_EXCERPT_
%%

WASHINGTON -- California passed what is arguably the toughest bill regulating hydraulic fracturing, or fracking, in the country on Wednesday, and Gov. Jerry Brown (D) is expected to sign it into law. But he'll be doing so without the support of the country's biggest environmental groups.
The bill, SB4, will require oil and gas companies to obtain permits in order to drill wells for fracking -- a controversial process by which a high-pressure stream of water, sand, and chemicals is used to tap into oil and gas reserves in shale formations. The bill also requires companies to publicly disclose the chemicals they are using and requires monitoring and research on potential environmental impacts. It directs the state's Division of Oil, Gas, and Geothermal Resources (DOGGR) to issue regulations for fracking by Jan. 1, 2015.
A number of environmental groups in the state supported the bill as it was initially passed in the Assembly at the end of May, including the Natural Resources Defense Council, the California League of Conservation Voters, Clean Water Action and the Environmental Working Group. But the groups revoked that support this week, after the version that the state Senate passed on Friday tacked on several provisions that the groups said changed the bill too much for them to support it.
"I was sorry to have to take the position we did," David Pettit, director of the southern California air program at NRDC, told The Huffington Post. "I just thought the risks were too great."
Specifically, Pettit and other environmental groups balked at a provision that they say could allow DOGGR to waive the requirement under the existing California Environmental Quality Act for an environmental impact analysis to be conducted of proposed drilling sites before granting approval. The groups also objected to a line that says that the state "shall allow" fracking to continue while regulations are being drafted. Pettit said that, without those changes, SB4 had the potential to be the "strongest fracking bill in the country."
"There are a bunch of really good things in that bill we wanted to see enacted," said Renee Sharp, the research director at Environmental Working Group, based in Oakland. "But we're very, very uncomfortable with this particular bill as it is being signed." Sharp also cited concerns about rules that would come from DOGGR; the Environmental Working Group filed a lawsuit against the department last year over alleged failures to conduct adequate environmental reviews for oil and gas permits. "We don’t have a lot of faith in DOGGR to put regulations in the books that are very good," said Sharp.

%%

Dataset entries:
%%

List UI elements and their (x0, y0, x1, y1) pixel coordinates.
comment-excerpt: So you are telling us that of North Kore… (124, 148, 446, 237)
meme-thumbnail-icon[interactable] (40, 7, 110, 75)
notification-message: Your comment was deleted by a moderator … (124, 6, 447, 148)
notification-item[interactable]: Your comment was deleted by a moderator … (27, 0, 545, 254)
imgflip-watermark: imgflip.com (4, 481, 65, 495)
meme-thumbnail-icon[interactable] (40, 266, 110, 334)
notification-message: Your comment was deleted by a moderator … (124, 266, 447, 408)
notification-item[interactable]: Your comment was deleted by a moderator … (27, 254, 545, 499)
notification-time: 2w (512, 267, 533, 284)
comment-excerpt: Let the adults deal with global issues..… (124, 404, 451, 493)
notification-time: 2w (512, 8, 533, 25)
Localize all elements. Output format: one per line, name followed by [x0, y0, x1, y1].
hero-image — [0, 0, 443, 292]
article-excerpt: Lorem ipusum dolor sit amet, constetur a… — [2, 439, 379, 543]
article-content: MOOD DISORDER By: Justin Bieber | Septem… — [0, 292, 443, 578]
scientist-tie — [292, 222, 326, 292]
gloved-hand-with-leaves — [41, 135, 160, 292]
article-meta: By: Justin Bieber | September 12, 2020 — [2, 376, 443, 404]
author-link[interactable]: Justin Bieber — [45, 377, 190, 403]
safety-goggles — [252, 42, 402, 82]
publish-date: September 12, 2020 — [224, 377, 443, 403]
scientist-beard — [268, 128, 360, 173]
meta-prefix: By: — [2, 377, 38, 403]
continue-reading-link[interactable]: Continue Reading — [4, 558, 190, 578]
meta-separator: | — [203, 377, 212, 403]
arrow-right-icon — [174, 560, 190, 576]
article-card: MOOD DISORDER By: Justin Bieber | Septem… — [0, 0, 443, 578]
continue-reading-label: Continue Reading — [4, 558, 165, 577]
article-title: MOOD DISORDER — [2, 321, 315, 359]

%%

_LIST OF TASKS_
1: According to the article on California's fracking bill, by what date must the state's Division of Oil, Gas, and Geothermal Resources issue fracking regulations?
2: Set down the passage of the article on California's fracking bill between "A number of" and "to support it.", inclusive.

_RESPONSES_
1: By Jan. 1, 2015.

2:
A number of environmental groups in the state supported the bill as it was initially passed in the Assembly at the end of May, including the Natural Resources Defense Council, the California League of Conservation Voters, Clean Water Action and the Environmental Working Group. But the groups revoked that support this week, after the version that the state Senate passed on Friday tacked on several provisions that the groups said changed the bill too much for them to support it.